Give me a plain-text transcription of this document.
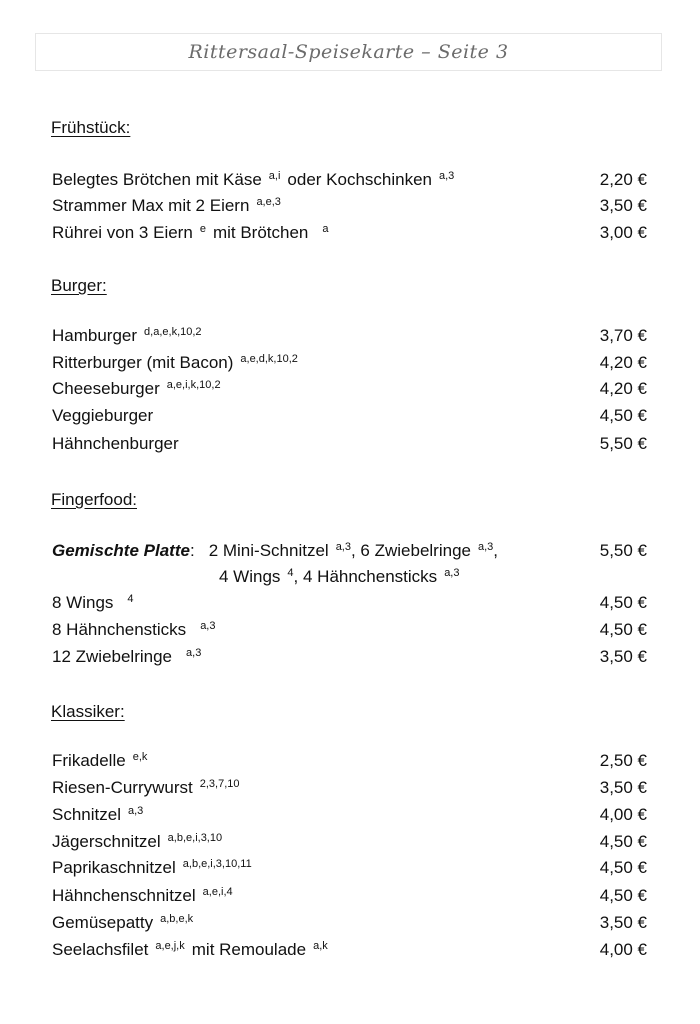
Rittersaal-Speisekarte – Seite 3
Frühstück:
Belegtes Brötchen mit Käse $^{a,i}$ oder Kochschinken $^{a,3}$	2,20 €
Strammer Max mit 2 Eiern $^{a,e,3}$	3,50 €
Rührei von 3 Eiern $^e$ mit Brötchen $^a$	3,00 €
Burger:
Hamburger $^{d,a,e,k,10,2}$	3,70 €
Ritterburger (mit Bacon) $^{a,e,d,k,10,2}$	4,20 €
Cheeseburger $^{a,e,i,k,10,2}$	4,20 €
Veggieburger	4,50 €
Hähnchenburger	5,50 €
Fingerfood:
Gemischte Platte: 2 Mini-Schnitzel $^{a,3}$, 6 Zwiebelringe $^{a,3}$,	5,50 €
4 Wings $^4$, 4 Hähnchensticks $^{a,3}$
8 Wings $^4$	4,50 €
8 Hähnchensticks $^{a,3}$	4,50 €
12 Zwiebelringe $^{a,3}$	3,50 €
Klassiker:
Frikadelle $^{e,k}$	2,50 €
Riesen-Currywurst $^{2,3,7,10}$	3,50 €
Schnitzel $^{a,3}$	4,00 €
Jägerschnitzel $^{a,b,e,i,3,10}$	4,50 €
Paprikaschnitzel $^{a,b,e,i,3,10,11}$	4,50 €
Hähnchenschnitzel $^{a,e,i,4}$	4,50 €
Gemüsepatty $^{a,b,e,k}$	3,50 €
Seelachsfilet $^{a,e,j,k}$ mit Remoulade $^{a,k}$	4,00 €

○ ○ ○ ○

Look through the entries above. Extract each line with the word "Brötchen".

▸ Task solution
Belegtes Brötchen mit Käse $^{a,i}$ oder Kochschinken $^{a,3}$	2,20 €
Rührei von 3 Eiern $^e$ mit Brötchen $^a$	3,00 €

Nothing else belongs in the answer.